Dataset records

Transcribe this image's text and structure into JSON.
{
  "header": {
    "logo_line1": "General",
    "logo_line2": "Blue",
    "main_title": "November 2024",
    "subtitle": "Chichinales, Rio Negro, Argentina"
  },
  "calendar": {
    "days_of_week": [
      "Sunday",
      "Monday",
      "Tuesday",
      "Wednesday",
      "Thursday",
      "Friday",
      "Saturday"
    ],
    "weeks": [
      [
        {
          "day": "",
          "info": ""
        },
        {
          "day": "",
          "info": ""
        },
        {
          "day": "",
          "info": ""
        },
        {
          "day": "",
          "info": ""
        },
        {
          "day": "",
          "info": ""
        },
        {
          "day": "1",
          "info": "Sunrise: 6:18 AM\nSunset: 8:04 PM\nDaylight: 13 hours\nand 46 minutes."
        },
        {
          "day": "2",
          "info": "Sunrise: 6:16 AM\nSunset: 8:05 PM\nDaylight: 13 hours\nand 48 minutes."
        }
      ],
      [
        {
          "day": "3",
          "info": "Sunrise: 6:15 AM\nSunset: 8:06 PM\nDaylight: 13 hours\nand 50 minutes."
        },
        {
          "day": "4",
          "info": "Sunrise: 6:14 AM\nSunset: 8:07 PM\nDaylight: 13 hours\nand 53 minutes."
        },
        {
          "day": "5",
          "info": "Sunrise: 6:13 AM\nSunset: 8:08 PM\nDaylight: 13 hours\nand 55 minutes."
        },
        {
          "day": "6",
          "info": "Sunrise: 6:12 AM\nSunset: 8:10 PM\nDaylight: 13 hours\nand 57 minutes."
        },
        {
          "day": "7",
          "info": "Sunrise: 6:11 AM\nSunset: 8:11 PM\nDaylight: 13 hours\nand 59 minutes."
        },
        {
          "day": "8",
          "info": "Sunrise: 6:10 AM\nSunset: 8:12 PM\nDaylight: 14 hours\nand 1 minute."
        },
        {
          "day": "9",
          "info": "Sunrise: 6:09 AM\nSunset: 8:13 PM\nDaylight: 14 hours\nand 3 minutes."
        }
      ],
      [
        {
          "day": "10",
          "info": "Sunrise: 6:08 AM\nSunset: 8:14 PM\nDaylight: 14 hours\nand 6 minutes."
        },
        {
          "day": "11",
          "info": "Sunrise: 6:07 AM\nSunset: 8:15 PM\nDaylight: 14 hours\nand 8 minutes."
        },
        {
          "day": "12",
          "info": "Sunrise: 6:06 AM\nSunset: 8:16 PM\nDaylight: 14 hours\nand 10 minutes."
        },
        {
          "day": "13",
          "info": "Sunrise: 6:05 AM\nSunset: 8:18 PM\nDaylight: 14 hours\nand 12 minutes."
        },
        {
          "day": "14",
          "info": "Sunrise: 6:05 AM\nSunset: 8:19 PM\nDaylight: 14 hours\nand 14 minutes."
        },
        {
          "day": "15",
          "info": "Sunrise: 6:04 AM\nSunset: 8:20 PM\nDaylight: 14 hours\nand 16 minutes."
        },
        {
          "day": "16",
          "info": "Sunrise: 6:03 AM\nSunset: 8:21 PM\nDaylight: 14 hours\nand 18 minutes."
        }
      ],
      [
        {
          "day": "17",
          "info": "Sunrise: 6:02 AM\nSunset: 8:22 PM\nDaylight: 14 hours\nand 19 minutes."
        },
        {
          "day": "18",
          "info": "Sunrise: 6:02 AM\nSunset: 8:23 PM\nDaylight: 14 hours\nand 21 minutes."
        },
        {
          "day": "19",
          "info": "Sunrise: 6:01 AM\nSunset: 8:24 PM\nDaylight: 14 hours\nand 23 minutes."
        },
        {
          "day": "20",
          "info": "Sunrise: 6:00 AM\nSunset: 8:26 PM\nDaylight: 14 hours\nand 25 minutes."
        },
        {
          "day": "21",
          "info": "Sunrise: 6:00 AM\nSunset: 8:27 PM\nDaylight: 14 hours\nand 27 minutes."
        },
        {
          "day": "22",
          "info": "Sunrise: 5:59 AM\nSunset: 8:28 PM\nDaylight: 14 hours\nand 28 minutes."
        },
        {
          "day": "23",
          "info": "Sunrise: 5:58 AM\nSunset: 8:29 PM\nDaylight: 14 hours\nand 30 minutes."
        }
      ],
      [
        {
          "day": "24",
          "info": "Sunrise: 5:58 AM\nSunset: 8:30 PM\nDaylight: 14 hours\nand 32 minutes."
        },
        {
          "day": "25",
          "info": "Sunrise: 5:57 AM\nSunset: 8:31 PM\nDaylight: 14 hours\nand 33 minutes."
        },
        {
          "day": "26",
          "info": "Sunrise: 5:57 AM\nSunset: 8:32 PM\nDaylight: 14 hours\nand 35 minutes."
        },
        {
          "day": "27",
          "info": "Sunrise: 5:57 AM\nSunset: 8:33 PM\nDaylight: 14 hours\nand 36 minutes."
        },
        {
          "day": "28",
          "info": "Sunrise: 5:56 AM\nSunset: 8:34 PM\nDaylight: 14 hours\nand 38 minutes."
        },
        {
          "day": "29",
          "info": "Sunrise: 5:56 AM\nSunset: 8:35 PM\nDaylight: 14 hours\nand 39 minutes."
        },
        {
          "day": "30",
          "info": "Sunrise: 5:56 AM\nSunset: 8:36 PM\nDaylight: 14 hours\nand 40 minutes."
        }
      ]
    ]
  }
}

▶ **WHAT THE TASK ASKS**: Quote all of the entries verbatim.

▶ **TASK RESULT**:
Transcribe this image's text and structure into JSON.
{
  "header": {
    "logo_line1": "General",
    "logo_line2": "Blue",
    "main_title": "November 2024",
    "subtitle": "Chichinales, Rio Negro, Argentina"
  },
  "calendar": {
    "days_of_week": [
      "Sunday",
      "Monday",
      "Tuesday",
      "Wednesday",
      "Thursday",
      "Friday",
      "Saturday"
    ],
    "weeks": [
      [
        {
          "day": "",
          "info": ""
        },
        {
          "day": "",
          "info": ""
        },
        {
          "day": "",
          "info": ""
        },
        {
          "day": "",
          "info": ""
        },
        {
          "day": "",
          "info": ""
        },
        {
          "day": "1",
          "info": "Sunrise: 6:18 AM\nSunset: 8:04 PM\nDaylight: 13 hours\nand 46 minutes."
        },
        {
          "day": "2",
          "info": "Sunrise: 6:16 AM\nSunset: 8:05 PM\nDaylight: 13 hours\nand 48 minutes."
        }
      ],
      [
        {
          "day": "3",
          "info": "Sunrise: 6:15 AM\nSunset: 8:06 PM\nDaylight: 13 hours\nand 50 minutes."
        },
        {
          "day": "4",
          "info": "Sunrise: 6:14 AM\nSunset: 8:07 PM\nDaylight: 13 hours\nand 53 minutes."
        },
        {
          "day": "5",
          "info": "Sunrise: 6:13 AM\nSunset: 8:08 PM\nDaylight: 13 hours\nand 55 minutes."
        },
        {
          "day": "6",
          "info": "Sunrise: 6:12 AM\nSunset: 8:10 PM\nDaylight: 13 hours\nand 57 minutes."
        },
        {
          "day": "7",
          "info": "Sunrise: 6:11 AM\nSunset: 8:11 PM\nDaylight: 13 hours\nand 59 minutes."
        },
        {
          "day": "8",
          "info": "Sunrise: 6:10 AM\nSunset: 8:12 PM\nDaylight: 14 hours\nand 1 minute."
        },
        {
          "day": "9",
          "info": "Sunrise: 6:09 AM\nSunset: 8:13 PM\nDaylight: 14 hours\nand 3 minutes."
        }
      ],
      [
        {
          "day": "10",
          "info": "Sunrise: 6:08 AM\nSunset: 8:14 PM\nDaylight: 14 hours\nand 6 minutes."
        },
        {
          "day": "11",
          "info": "Sunrise: 6:07 AM\nSunset: 8:15 PM\nDaylight: 14 hours\nand 8 minutes."
        },
        {
          "day": "12",
          "info": "Sunrise: 6:06 AM\nSunset: 8:16 PM\nDaylight: 14 hours\nand 10 minutes."
        },
        {
          "day": "13",
          "info": "Sunrise: 6:05 AM\nSunset: 8:18 PM\nDaylight: 14 hours\nand 12 minutes."
        },
        {
          "day": "14",
          "info": "Sunrise: 6:05 AM\nSunset: 8:19 PM\nDaylight: 14 hours\nand 14 minutes."
        },
        {
          "day": "15",
          "info": "Sunrise: 6:04 AM\nSunset: 8:20 PM\nDaylight: 14 hours\nand 16 minutes."
        },
        {
          "day": "16",
          "info": "Sunrise: 6:03 AM\nSunset: 8:21 PM\nDaylight: 14 hours\nand 18 minutes."
        }
      ],
      [
        {
          "day": "17",
          "info": "Sunrise: 6:02 AM\nSunset: 8:22 PM\nDaylight: 14 hours\nand 19 minutes."
        },
        {
          "day": "18",
          "info": "Sunrise: 6:02 AM\nSunset: 8:23 PM\nDaylight: 14 hours\nand 21 minutes."
        },
        {
          "day": "19",
          "info": "Sunrise: 6:01 AM\nSunset: 8:24 PM\nDaylight: 14 hours\nand 23 minutes."
        },
        {
          "day": "20",
          "info": "Sunrise: 6:00 AM\nSunset: 8:26 PM\nDaylight: 14 hours\nand 25 minutes."
        },
        {
          "day": "21",
          "info": "Sunrise: 6:00 AM\nSunset: 8:27 PM\nDaylight: 14 hours\nand 27 minutes."
        },
        {
          "day": "22",
          "info": "Sunrise: 5:59 AM\nSunset: 8:28 PM\nDaylight: 14 hours\nand 28 minutes."
        },
        {
          "day": "23",
          "info": "Sunrise: 5:58 AM\nSunset: 8:29 PM\nDaylight: 14 hours\nand 30 minutes."
        }
      ],
      [
        {
          "day": "24",
          "info": "Sunrise: 5:58 AM\nSunset: 8:30 PM\nDaylight: 14 hours\nand 32 minutes."
        },
        {
          "day": "25",
          "info": "Sunrise: 5:57 AM\nSunset: 8:31 PM\nDaylight: 14 hours\nand 33 minutes."
        },
        {
          "day": "26",
          "info": "Sunrise: 5:57 AM\nSunset: 8:32 PM\nDaylight: 14 hours\nand 35 minutes."
        },
        {
          "day": "27",
          "info": "Sunrise: 5:57 AM\nSunset: 8:33 PM\nDaylight: 14 hours\nand 36 minutes."
        },
        {
          "day": "28",
          "info": "Sunrise: 5:56 AM\nSunset: 8:34 PM\nDaylight: 14 hours\nand 38 minutes."
        },
        {
          "day": "29",
          "info": "Sunrise: 5:56 AM\nSunset: 8:35 PM\nDaylight: 14 hours\nand 39 minutes."
        },
        {
          "day": "30",
          "info": "Sunrise: 5:56 AM\nSunset: 8:36 PM\nDaylight: 14 hours\nand 40 minutes."
        }
      ]
    ]
  }
}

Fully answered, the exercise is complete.